— start Records for this exercise —

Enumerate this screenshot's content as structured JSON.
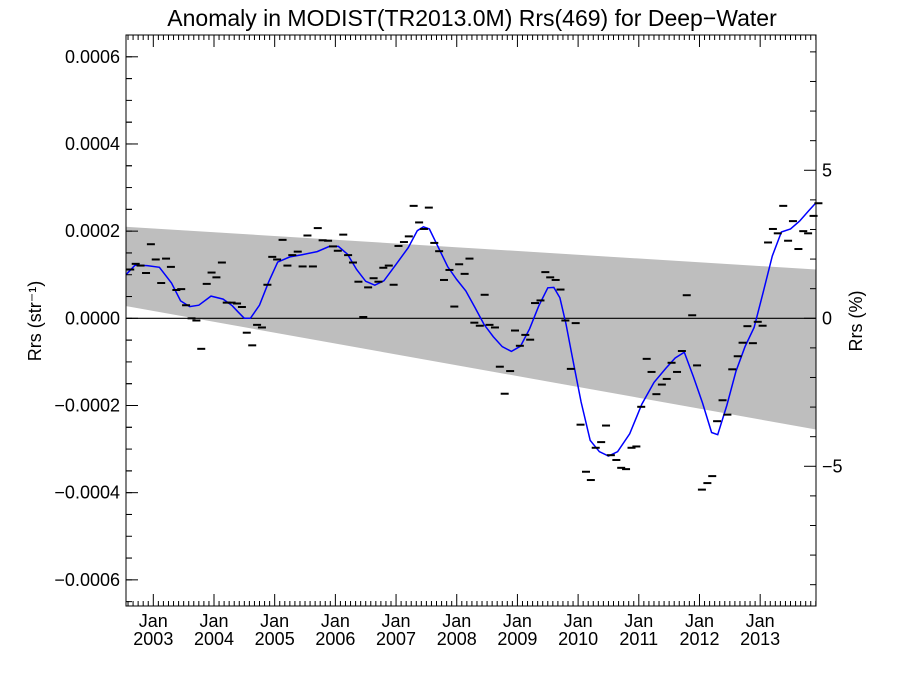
{
  "chart_data": {
    "type": "scatter",
    "title": "Anomaly in MODIST(TR2013.0M) Rrs(469) for Deep−Water",
    "ylabel_left": "Rrs (str⁻¹)",
    "ylabel_right": "Rrs (%)",
    "xlim": [
      2002.55,
      2013.92
    ],
    "ylim": [
      -0.00066,
      0.00065
    ],
    "y2lim": [
      -9.72,
      9.57
    ],
    "x_ticks": [
      {
        "x": 2003.0,
        "month": "Jan",
        "year": "2003"
      },
      {
        "x": 2004.0,
        "month": "Jan",
        "year": "2004"
      },
      {
        "x": 2005.0,
        "month": "Jan",
        "year": "2005"
      },
      {
        "x": 2006.0,
        "month": "Jan",
        "year": "2006"
      },
      {
        "x": 2007.0,
        "month": "Jan",
        "year": "2007"
      },
      {
        "x": 2008.0,
        "month": "Jan",
        "year": "2008"
      },
      {
        "x": 2009.0,
        "month": "Jan",
        "year": "2009"
      },
      {
        "x": 2010.0,
        "month": "Jan",
        "year": "2010"
      },
      {
        "x": 2011.0,
        "month": "Jan",
        "year": "2011"
      },
      {
        "x": 2012.0,
        "month": "Jan",
        "year": "2012"
      },
      {
        "x": 2013.0,
        "month": "Jan",
        "year": "2013"
      }
    ],
    "y_ticks": [
      {
        "v": 0.0006,
        "label": "0.0006"
      },
      {
        "v": 0.0004,
        "label": "0.0004"
      },
      {
        "v": 0.0002,
        "label": "0.0002"
      },
      {
        "v": 0.0,
        "label": "0.0000"
      },
      {
        "v": -0.0002,
        "label": "−0.0002"
      },
      {
        "v": -0.0004,
        "label": "−0.0004"
      },
      {
        "v": -0.0006,
        "label": "−0.0006"
      }
    ],
    "y2_ticks": [
      {
        "v": 5,
        "label": "5"
      },
      {
        "v": 0,
        "label": "0"
      },
      {
        "v": -5,
        "label": "−5"
      }
    ],
    "band": {
      "upper": [
        [
          2002.55,
          0.00021
        ],
        [
          2013.92,
          0.000112
        ]
      ],
      "lower": [
        [
          2002.55,
          2.8e-05
        ],
        [
          2013.92,
          -0.000255
        ]
      ]
    },
    "zero_line": 0.0,
    "series": [
      {
        "type": "markers",
        "points": [
          [
            2002.62,
            0.000112
          ],
          [
            2002.71,
            0.000125
          ],
          [
            2002.79,
            0.000121
          ],
          [
            2002.88,
            0.000104
          ],
          [
            2002.96,
            0.00017
          ],
          [
            2003.04,
            0.000135
          ],
          [
            2003.13,
            8.1e-05
          ],
          [
            2003.21,
            0.000137
          ],
          [
            2003.29,
            0.000118
          ],
          [
            2003.38,
            6.5e-05
          ],
          [
            2003.46,
            6.7e-05
          ],
          [
            2003.54,
            3e-05
          ],
          [
            2003.63,
            0.0
          ],
          [
            2003.71,
            -5e-06
          ],
          [
            2003.79,
            -7e-05
          ],
          [
            2003.88,
            7.9e-05
          ],
          [
            2003.96,
            0.000105
          ],
          [
            2004.04,
            9.4e-05
          ],
          [
            2004.13,
            0.000128
          ],
          [
            2004.21,
            3.6e-05
          ],
          [
            2004.29,
            3.6e-05
          ],
          [
            2004.38,
            3.4e-05
          ],
          [
            2004.46,
            2.6e-05
          ],
          [
            2004.54,
            -3.3e-05
          ],
          [
            2004.63,
            -6.2e-05
          ],
          [
            2004.71,
            -1.5e-05
          ],
          [
            2004.79,
            -2.1e-05
          ],
          [
            2004.88,
            7.7e-05
          ],
          [
            2004.96,
            0.000141
          ],
          [
            2005.04,
            0.000135
          ],
          [
            2005.13,
            0.00018
          ],
          [
            2005.21,
            0.000121
          ],
          [
            2005.29,
            0.000145
          ],
          [
            2005.38,
            0.000153
          ],
          [
            2005.46,
            0.000119
          ],
          [
            2005.54,
            0.00019
          ],
          [
            2005.63,
            0.000119
          ],
          [
            2005.71,
            0.000207
          ],
          [
            2005.79,
            0.000179
          ],
          [
            2005.88,
            0.000178
          ],
          [
            2005.96,
            0.000165
          ],
          [
            2006.04,
            0.000155
          ],
          [
            2006.13,
            0.000192
          ],
          [
            2006.21,
            0.000145
          ],
          [
            2006.29,
            0.000128
          ],
          [
            2006.38,
            8.4e-05
          ],
          [
            2006.46,
            3e-06
          ],
          [
            2006.54,
            7.1e-05
          ],
          [
            2006.63,
            9.2e-05
          ],
          [
            2006.71,
            8.4e-05
          ],
          [
            2006.79,
            0.000116
          ],
          [
            2006.88,
            0.000121
          ],
          [
            2006.96,
            7.7e-05
          ],
          [
            2007.04,
            0.000166
          ],
          [
            2007.13,
            0.000175
          ],
          [
            2007.21,
            0.000188
          ],
          [
            2007.29,
            0.000258
          ],
          [
            2007.38,
            0.00022
          ],
          [
            2007.46,
            0.000205
          ],
          [
            2007.54,
            0.000254
          ],
          [
            2007.63,
            0.000173
          ],
          [
            2007.71,
            0.000154
          ],
          [
            2007.79,
            8.8e-05
          ],
          [
            2007.88,
            0.000111
          ],
          [
            2007.96,
            2.7e-05
          ],
          [
            2008.04,
            0.000124
          ],
          [
            2008.13,
            0.000102
          ],
          [
            2008.21,
            0.000137
          ],
          [
            2008.29,
            -1e-05
          ],
          [
            2008.38,
            -1.7e-05
          ],
          [
            2008.46,
            5.4e-05
          ],
          [
            2008.54,
            -1.5e-05
          ],
          [
            2008.63,
            -2.1e-05
          ],
          [
            2008.71,
            -0.000111
          ],
          [
            2008.79,
            -0.000173
          ],
          [
            2008.88,
            -0.000121
          ],
          [
            2008.96,
            -2.8e-05
          ],
          [
            2009.04,
            -6.3e-05
          ],
          [
            2009.13,
            -3.8e-05
          ],
          [
            2009.21,
            -4.9e-05
          ],
          [
            2009.29,
            3.5e-05
          ],
          [
            2009.38,
            4.1e-05
          ],
          [
            2009.46,
            0.000106
          ],
          [
            2009.54,
            9.4e-05
          ],
          [
            2009.63,
            8.8e-05
          ],
          [
            2009.71,
            6.6e-05
          ],
          [
            2009.79,
            -5e-06
          ],
          [
            2009.88,
            -0.000116
          ],
          [
            2009.96,
            -1.1e-05
          ],
          [
            2010.04,
            -0.000244
          ],
          [
            2010.13,
            -0.000352
          ],
          [
            2010.21,
            -0.000371
          ],
          [
            2010.29,
            -0.000297
          ],
          [
            2010.38,
            -0.000284
          ],
          [
            2010.46,
            -0.000246
          ],
          [
            2010.54,
            -0.000314
          ],
          [
            2010.63,
            -0.000325
          ],
          [
            2010.71,
            -0.000343
          ],
          [
            2010.79,
            -0.000346
          ],
          [
            2010.88,
            -0.000297
          ],
          [
            2010.96,
            -0.000294
          ],
          [
            2011.04,
            -0.000203
          ],
          [
            2011.13,
            -9.3e-05
          ],
          [
            2011.21,
            -0.000123
          ],
          [
            2011.29,
            -0.000174
          ],
          [
            2011.38,
            -0.000152
          ],
          [
            2011.46,
            -0.000139
          ],
          [
            2011.54,
            -0.000102
          ],
          [
            2011.63,
            -0.000123
          ],
          [
            2011.71,
            -7.5e-05
          ],
          [
            2011.79,
            5.3e-05
          ],
          [
            2011.88,
            7e-06
          ],
          [
            2011.96,
            -0.000108
          ],
          [
            2012.04,
            -0.000393
          ],
          [
            2012.13,
            -0.000378
          ],
          [
            2012.21,
            -0.000362
          ],
          [
            2012.29,
            -0.000236
          ],
          [
            2012.38,
            -0.000188
          ],
          [
            2012.46,
            -0.000221
          ],
          [
            2012.54,
            -0.000117
          ],
          [
            2012.63,
            -8.7e-05
          ],
          [
            2012.71,
            -5.6e-05
          ],
          [
            2012.79,
            -1.8e-05
          ],
          [
            2012.88,
            -5.7e-05
          ],
          [
            2012.96,
            -8e-06
          ],
          [
            2013.04,
            -1.7e-05
          ],
          [
            2013.13,
            0.000174
          ],
          [
            2013.21,
            0.000205
          ],
          [
            2013.29,
            0.000195
          ],
          [
            2013.38,
            0.000258
          ],
          [
            2013.46,
            0.000178
          ],
          [
            2013.54,
            0.000223
          ],
          [
            2013.63,
            0.000159
          ],
          [
            2013.71,
            0.0002
          ],
          [
            2013.79,
            0.000195
          ],
          [
            2013.88,
            0.000235
          ],
          [
            2013.96,
            0.000264
          ]
        ]
      },
      {
        "type": "smoothed-line",
        "color": "#0000ff",
        "points": [
          [
            2002.55,
            0.0001
          ],
          [
            2002.7,
            0.000122
          ],
          [
            2002.9,
            0.000121
          ],
          [
            2003.1,
            0.000117
          ],
          [
            2003.3,
            8.1e-05
          ],
          [
            2003.45,
            4e-05
          ],
          [
            2003.6,
            2.7e-05
          ],
          [
            2003.75,
            3e-05
          ],
          [
            2003.95,
            5.1e-05
          ],
          [
            2004.15,
            4.4e-05
          ],
          [
            2004.3,
            2.9e-05
          ],
          [
            2004.4,
            1.4e-05
          ],
          [
            2004.5,
            0.0
          ],
          [
            2004.6,
            0.0
          ],
          [
            2004.75,
            3e-05
          ],
          [
            2004.9,
            8.3e-05
          ],
          [
            2005.05,
            0.000129
          ],
          [
            2005.25,
            0.000141
          ],
          [
            2005.45,
            0.000146
          ],
          [
            2005.7,
            0.000153
          ],
          [
            2005.9,
            0.000165
          ],
          [
            2006.05,
            0.000165
          ],
          [
            2006.2,
            0.000147
          ],
          [
            2006.35,
            0.000112
          ],
          [
            2006.5,
            8.5e-05
          ],
          [
            2006.65,
            7.6e-05
          ],
          [
            2006.8,
            8.6e-05
          ],
          [
            2007.0,
            0.000124
          ],
          [
            2007.2,
            0.000162
          ],
          [
            2007.35,
            0.000201
          ],
          [
            2007.45,
            0.00021
          ],
          [
            2007.55,
            0.000205
          ],
          [
            2007.7,
            0.000162
          ],
          [
            2007.85,
            0.000119
          ],
          [
            2008.0,
            8.9e-05
          ],
          [
            2008.15,
            6.3e-05
          ],
          [
            2008.3,
            2.5e-05
          ],
          [
            2008.45,
            -1.4e-05
          ],
          [
            2008.6,
            -4.2e-05
          ],
          [
            2008.75,
            -6.5e-05
          ],
          [
            2008.9,
            -7.6e-05
          ],
          [
            2009.05,
            -6.4e-05
          ],
          [
            2009.2,
            -2.4e-05
          ],
          [
            2009.35,
            2.8e-05
          ],
          [
            2009.5,
            7e-05
          ],
          [
            2009.6,
            7.1e-05
          ],
          [
            2009.7,
            4.7e-05
          ],
          [
            2009.8,
            -1.3e-05
          ],
          [
            2009.9,
            -8.5e-05
          ],
          [
            2010.05,
            -0.000192
          ],
          [
            2010.2,
            -0.00028
          ],
          [
            2010.35,
            -0.000306
          ],
          [
            2010.5,
            -0.000316
          ],
          [
            2010.65,
            -0.000306
          ],
          [
            2010.85,
            -0.000265
          ],
          [
            2011.05,
            -0.000197
          ],
          [
            2011.25,
            -0.000147
          ],
          [
            2011.45,
            -0.000114
          ],
          [
            2011.6,
            -9.1e-05
          ],
          [
            2011.75,
            -7.8e-05
          ],
          [
            2011.9,
            -0.000134
          ],
          [
            2012.05,
            -0.000194
          ],
          [
            2012.2,
            -0.000262
          ],
          [
            2012.3,
            -0.000267
          ],
          [
            2012.45,
            -0.0002
          ],
          [
            2012.6,
            -0.000122
          ],
          [
            2012.75,
            -6.5e-05
          ],
          [
            2012.9,
            -2.1e-05
          ],
          [
            2013.05,
            6e-05
          ],
          [
            2013.2,
            0.000143
          ],
          [
            2013.35,
            0.000198
          ],
          [
            2013.5,
            0.000205
          ],
          [
            2013.65,
            0.000223
          ],
          [
            2013.8,
            0.000247
          ],
          [
            2013.92,
            0.000265
          ]
        ]
      }
    ]
  }
}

— end Records for this exercise —

▶ **What you are asked to do**
Look for the word "year" in every line of the listing and copy the lines that have it.

▶ **Output below**
        "year": "2003"
        "year": "2004"
        "year": "2005"
        "year": "2006"
        "year": "2007"
        "year": "2008"
        "year": "2009"
        "year": "2010"
        "year": "2011"
        "year": "2012"
        "year": "2013"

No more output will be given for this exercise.